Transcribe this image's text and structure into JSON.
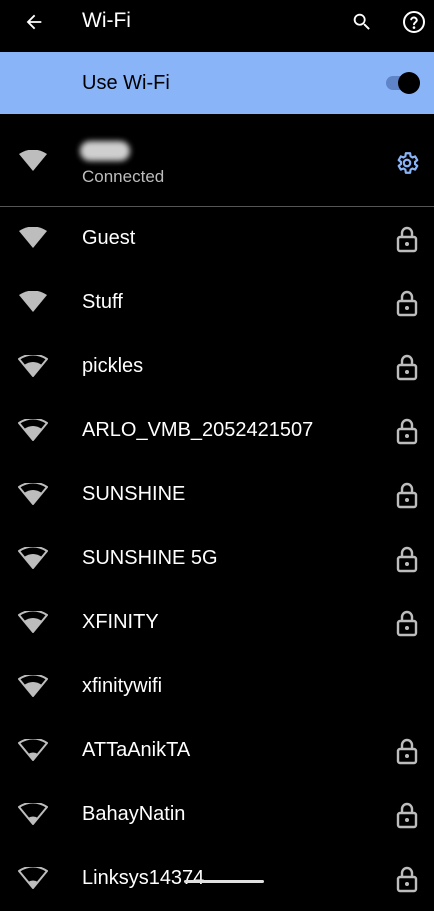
{
  "header": {
    "title": "Wi-Fi",
    "back_icon": "arrow-left-icon",
    "search_icon": "search-icon",
    "help_icon": "help-icon"
  },
  "master_toggle": {
    "label": "Use Wi-Fi",
    "state": "on",
    "accent": "#8ab4f8"
  },
  "connected_network": {
    "status": "Connected",
    "signal_icon": "wifi-full-icon",
    "settings_icon": "gear-icon"
  },
  "networks": [
    {
      "name": "Guest",
      "secured": true,
      "signal": "full"
    },
    {
      "name": "Stuff",
      "secured": true,
      "signal": "full"
    },
    {
      "name": "pickles",
      "secured": true,
      "signal": "medium"
    },
    {
      "name": "ARLO_VMB_2052421507",
      "secured": true,
      "signal": "medium"
    },
    {
      "name": "SUNSHINE",
      "secured": true,
      "signal": "medium"
    },
    {
      "name": "SUNSHINE 5G",
      "secured": true,
      "signal": "medium"
    },
    {
      "name": "XFINITY",
      "secured": true,
      "signal": "medium"
    },
    {
      "name": "xfinitywifi",
      "secured": false,
      "signal": "medium"
    },
    {
      "name": "ATTaAnikTA",
      "secured": true,
      "signal": "low"
    },
    {
      "name": "BahayNatin",
      "secured": true,
      "signal": "low"
    },
    {
      "name": "Linksys14374",
      "secured": true,
      "signal": "low"
    }
  ]
}
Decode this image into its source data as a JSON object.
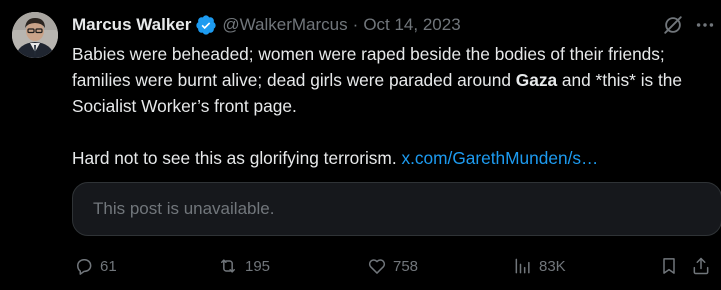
{
  "post": {
    "author": {
      "display_name": "Marcus Walker",
      "handle": "@WalkerMarcus",
      "verified": true,
      "avatar_icon": "profile-photo"
    },
    "separator": "·",
    "date": "Oct 14, 2023",
    "body": {
      "para1_part1": "Babies were beheaded; women were raped beside the bodies of their friends; families were burnt alive; dead girls were paraded around ",
      "para1_highlight": "Gaza",
      "para1_part2": " and *this* is the Socialist Worker’s front page.",
      "para2_text": "Hard not to see this as glorifying terrorism. ",
      "para2_link": "x.com/GarethMunden/s…"
    },
    "quote": {
      "text": "This post is unavailable."
    },
    "actions": {
      "replies": "61",
      "reposts": "195",
      "likes": "758",
      "views": "83K"
    }
  },
  "colors": {
    "background": "#000000",
    "text_primary": "#e7e9ea",
    "text_secondary": "#71767b",
    "link": "#1d9bf0",
    "verified_badge": "#1d9bf0",
    "card_bg": "#16181c",
    "card_border": "#2f3336"
  },
  "icons": {
    "verified": "verified-badge-icon",
    "grok": "grok-icon",
    "more": "more-options-icon",
    "reply": "reply-icon",
    "repost": "repost-icon",
    "like": "like-icon",
    "views": "views-icon",
    "bookmark": "bookmark-icon",
    "share": "share-icon"
  }
}
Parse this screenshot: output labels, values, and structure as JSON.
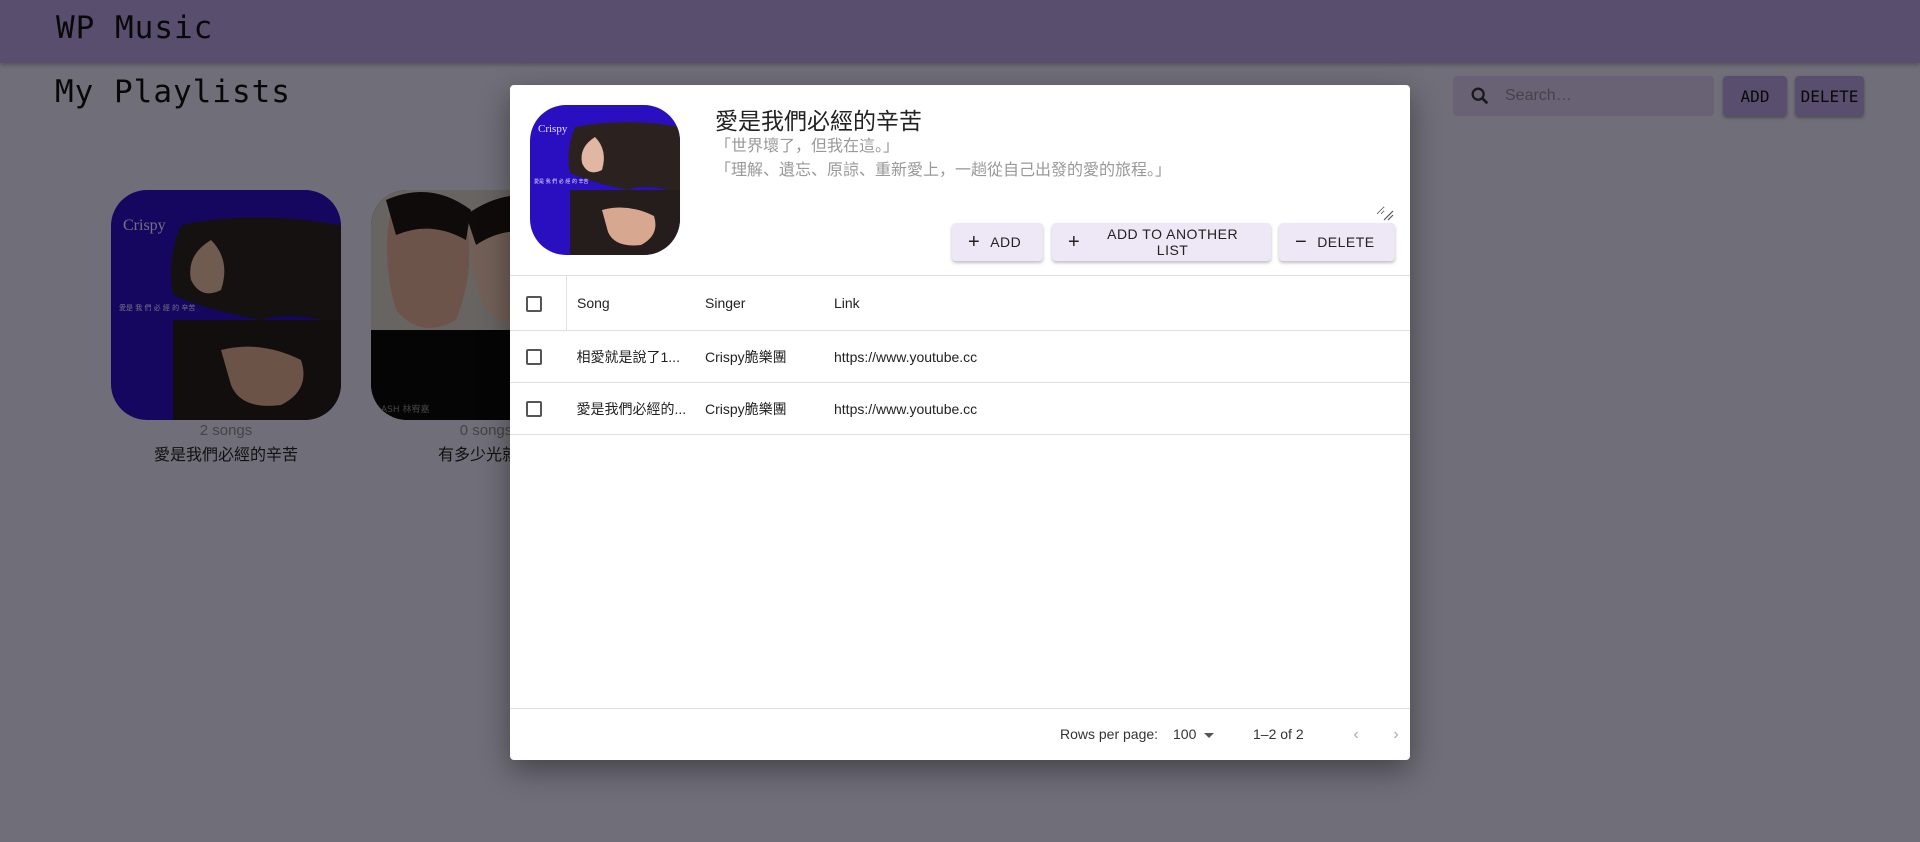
{
  "app": {
    "title": "WP Music",
    "page_title": "My Playlists"
  },
  "toolbar": {
    "search_placeholder": "Search…",
    "add_label": "ADD",
    "delete_label": "DELETE"
  },
  "playlists": [
    {
      "count": "2 songs",
      "name": "愛是我們必經的辛苦"
    },
    {
      "count": "0 songs",
      "name": "有多少光就有"
    }
  ],
  "dialog": {
    "title": "愛是我們必經的辛苦",
    "description_lines": [
      "「世界壞了，但我在這。」",
      "「理解、遺忘、原諒、重新愛上，一趟從自己出發的愛的旅程。」"
    ],
    "buttons": {
      "add": "ADD",
      "add_to_another": "ADD TO ANOTHER LIST",
      "delete": "DELETE"
    },
    "table": {
      "headers": {
        "song": "Song",
        "singer": "Singer",
        "link": "Link"
      },
      "rows": [
        {
          "song": "相愛就是說了1...",
          "singer": "Crispy脆樂團",
          "link": "https://www.youtube.cc"
        },
        {
          "song": "愛是我們必經的...",
          "singer": "Crispy脆樂團",
          "link": "https://www.youtube.cc"
        }
      ]
    },
    "pagination": {
      "rows_label": "Rows per page:",
      "rows_value": "100",
      "range": "1–2 of 2"
    }
  },
  "colors": {
    "appbar": "#b39ddb",
    "cover_blue": "#2a0fc0",
    "dialog_button": "#ede7f6"
  },
  "icons": {
    "search": "search-icon",
    "plus": "plus-icon",
    "minus": "minus-icon",
    "prev": "chevron-left-icon",
    "next": "chevron-right-icon"
  }
}
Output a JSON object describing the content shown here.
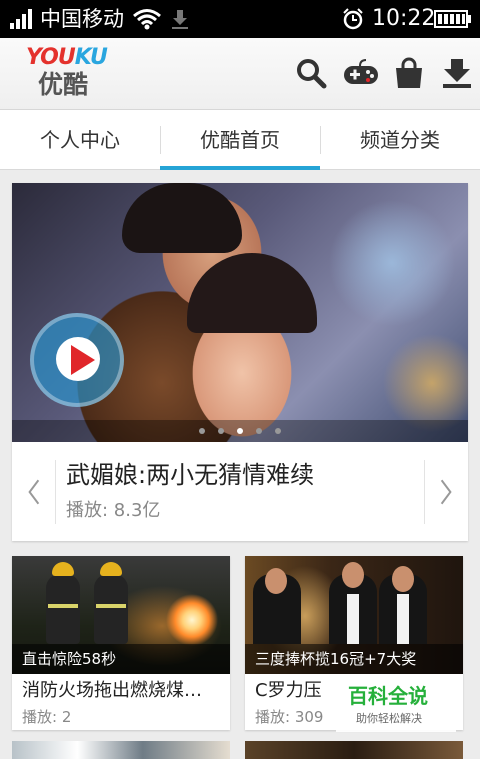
{
  "status_bar": {
    "carrier": "中国移动",
    "time": "10:22",
    "icons": [
      "signal-icon",
      "wifi-icon",
      "download-icon",
      "alarm-icon",
      "battery-icon"
    ]
  },
  "header": {
    "logo_en": "YOUKU",
    "logo_cn": "优酷",
    "brand_colors": {
      "you": "#e4322d",
      "ku": "#2aa6df"
    },
    "actions": [
      "search-icon",
      "game-controller-icon",
      "bag-icon",
      "download-icon"
    ]
  },
  "tabs": [
    {
      "label": "个人中心"
    },
    {
      "label": "优酷首页",
      "active": true
    },
    {
      "label": "频道分类"
    }
  ],
  "accent_color": "#25a4d6",
  "hero": {
    "title": "武媚娘:两小无猜情难续",
    "plays": "播放: 8.3亿",
    "slide_count": 5,
    "active_slide": 3
  },
  "videos": [
    {
      "caption": "直击惊险58秒",
      "title": "消防火场拖出燃烧煤…",
      "plays": "播放: 2"
    },
    {
      "caption": "三度捧杯揽16冠+7大奖",
      "title": "C罗力压",
      "plays": "播放: 309"
    }
  ],
  "watermark": {
    "main": "百科全说",
    "sub": "助你轻松解决"
  }
}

◇ ◇ ◇ ◇ ◇

- _INSTRUCTIONS TO FOLLOW_
Repeat each entry exactly as it appears; skip any picture.

- _SOLUTION BELOW_
Transcribe this image's text and structure into JSON.
{
  "header": {
    "title": "Wi-Fi",
    "back_icon": "arrow-left-icon",
    "search_icon": "search-icon",
    "help_icon": "help-icon"
  },
  "master_toggle": {
    "label": "Use Wi-Fi",
    "state": "on",
    "accent": "#8ab4f8"
  },
  "connected_network": {
    "status": "Connected",
    "signal_icon": "wifi-full-icon",
    "settings_icon": "gear-icon"
  },
  "networks": [
    {
      "name": "Guest",
      "secured": true,
      "signal": "full"
    },
    {
      "name": "Stuff",
      "secured": true,
      "signal": "full"
    },
    {
      "name": "pickles",
      "secured": true,
      "signal": "medium"
    },
    {
      "name": "ARLO_VMB_2052421507",
      "secured": true,
      "signal": "medium"
    },
    {
      "name": "SUNSHINE",
      "secured": true,
      "signal": "medium"
    },
    {
      "name": "SUNSHINE 5G",
      "secured": true,
      "signal": "medium"
    },
    {
      "name": "XFINITY",
      "secured": true,
      "signal": "medium"
    },
    {
      "name": "xfinitywifi",
      "secured": false,
      "signal": "medium"
    },
    {
      "name": "ATTaAnikTA",
      "secured": true,
      "signal": "low"
    },
    {
      "name": "BahayNatin",
      "secured": true,
      "signal": "low"
    },
    {
      "name": "Linksys14374",
      "secured": true,
      "signal": "low"
    }
  ]
}
Decode this image into its source data as a JSON object.
{
  "post": {
    "author": {
      "display_name": "Marcus Walker",
      "handle": "@WalkerMarcus",
      "verified": true,
      "avatar_icon": "profile-photo"
    },
    "separator": "·",
    "date": "Oct 14, 2023",
    "body": {
      "para1_part1": "Babies were beheaded; women were raped beside the bodies of their friends; families were burnt alive; dead girls were paraded around ",
      "para1_highlight": "Gaza",
      "para1_part2": " and *this* is the Socialist Worker’s front page.",
      "para2_text": "Hard not to see this as glorifying terrorism. ",
      "para2_link": "x.com/GarethMunden/s…"
    },
    "quote": {
      "text": "This post is unavailable."
    },
    "actions": {
      "replies": "61",
      "reposts": "195",
      "likes": "758",
      "views": "83K"
    }
  },
  "colors": {
    "background": "#000000",
    "text_primary": "#e7e9ea",
    "text_secondary": "#71767b",
    "link": "#1d9bf0",
    "verified_badge": "#1d9bf0",
    "card_bg": "#16181c",
    "card_border": "#2f3336"
  },
  "icons": {
    "verified": "verified-badge-icon",
    "grok": "grok-icon",
    "more": "more-options-icon",
    "reply": "reply-icon",
    "repost": "repost-icon",
    "like": "like-icon",
    "views": "views-icon",
    "bookmark": "bookmark-icon",
    "share": "share-icon"
  }
}
Parse this screenshot: output labels, values, and structure as JSON.
{
  "app": {
    "title": "WP Music",
    "page_title": "My Playlists"
  },
  "toolbar": {
    "search_placeholder": "Search…",
    "add_label": "ADD",
    "delete_label": "DELETE"
  },
  "playlists": [
    {
      "count": "2 songs",
      "name": "愛是我們必經的辛苦"
    },
    {
      "count": "0 songs",
      "name": "有多少光就有"
    }
  ],
  "dialog": {
    "title": "愛是我們必經的辛苦",
    "description_lines": [
      "「世界壞了，但我在這。」",
      "「理解、遺忘、原諒、重新愛上，一趟從自己出發的愛的旅程。」"
    ],
    "buttons": {
      "add": "ADD",
      "add_to_another": "ADD TO ANOTHER LIST",
      "delete": "DELETE"
    },
    "table": {
      "headers": {
        "song": "Song",
        "singer": "Singer",
        "link": "Link"
      },
      "rows": [
        {
          "song": "相愛就是說了1...",
          "singer": "Crispy脆樂團",
          "link": "https://www.youtube.cc"
        },
        {
          "song": "愛是我們必經的...",
          "singer": "Crispy脆樂團",
          "link": "https://www.youtube.cc"
        }
      ]
    },
    "pagination": {
      "rows_label": "Rows per page:",
      "rows_value": "100",
      "range": "1–2 of 2"
    }
  },
  "colors": {
    "appbar": "#b39ddb",
    "cover_blue": "#2a0fc0",
    "dialog_button": "#ede7f6"
  },
  "icons": {
    "search": "search-icon",
    "plus": "plus-icon",
    "minus": "minus-icon",
    "prev": "chevron-left-icon",
    "next": "chevron-right-icon"
  }
}
Output a JSON object describing the content shown here.
{
  "status_bar": {
    "carrier": "中国移动",
    "time": "10:22",
    "icons": [
      "signal-icon",
      "wifi-icon",
      "download-icon",
      "alarm-icon",
      "battery-icon"
    ]
  },
  "header": {
    "logo_en": "YOUKU",
    "logo_cn": "优酷",
    "brand_colors": {
      "you": "#e4322d",
      "ku": "#2aa6df"
    },
    "actions": [
      "search-icon",
      "game-controller-icon",
      "bag-icon",
      "download-icon"
    ]
  },
  "tabs": [
    {
      "label": "个人中心"
    },
    {
      "label": "优酷首页",
      "active": true
    },
    {
      "label": "频道分类"
    }
  ],
  "accent_color": "#25a4d6",
  "hero": {
    "title": "武媚娘:两小无猜情难续",
    "plays": "播放: 8.3亿",
    "slide_count": 5,
    "active_slide": 3
  },
  "videos": [
    {
      "caption": "直击惊险58秒",
      "title": "消防火场拖出燃烧煤…",
      "plays": "播放: 2"
    },
    {
      "caption": "三度捧杯揽16冠+7大奖",
      "title": "C罗力压",
      "plays": "播放: 309"
    }
  ],
  "watermark": {
    "main": "百科全说",
    "sub": "助你轻松解决"
  }
}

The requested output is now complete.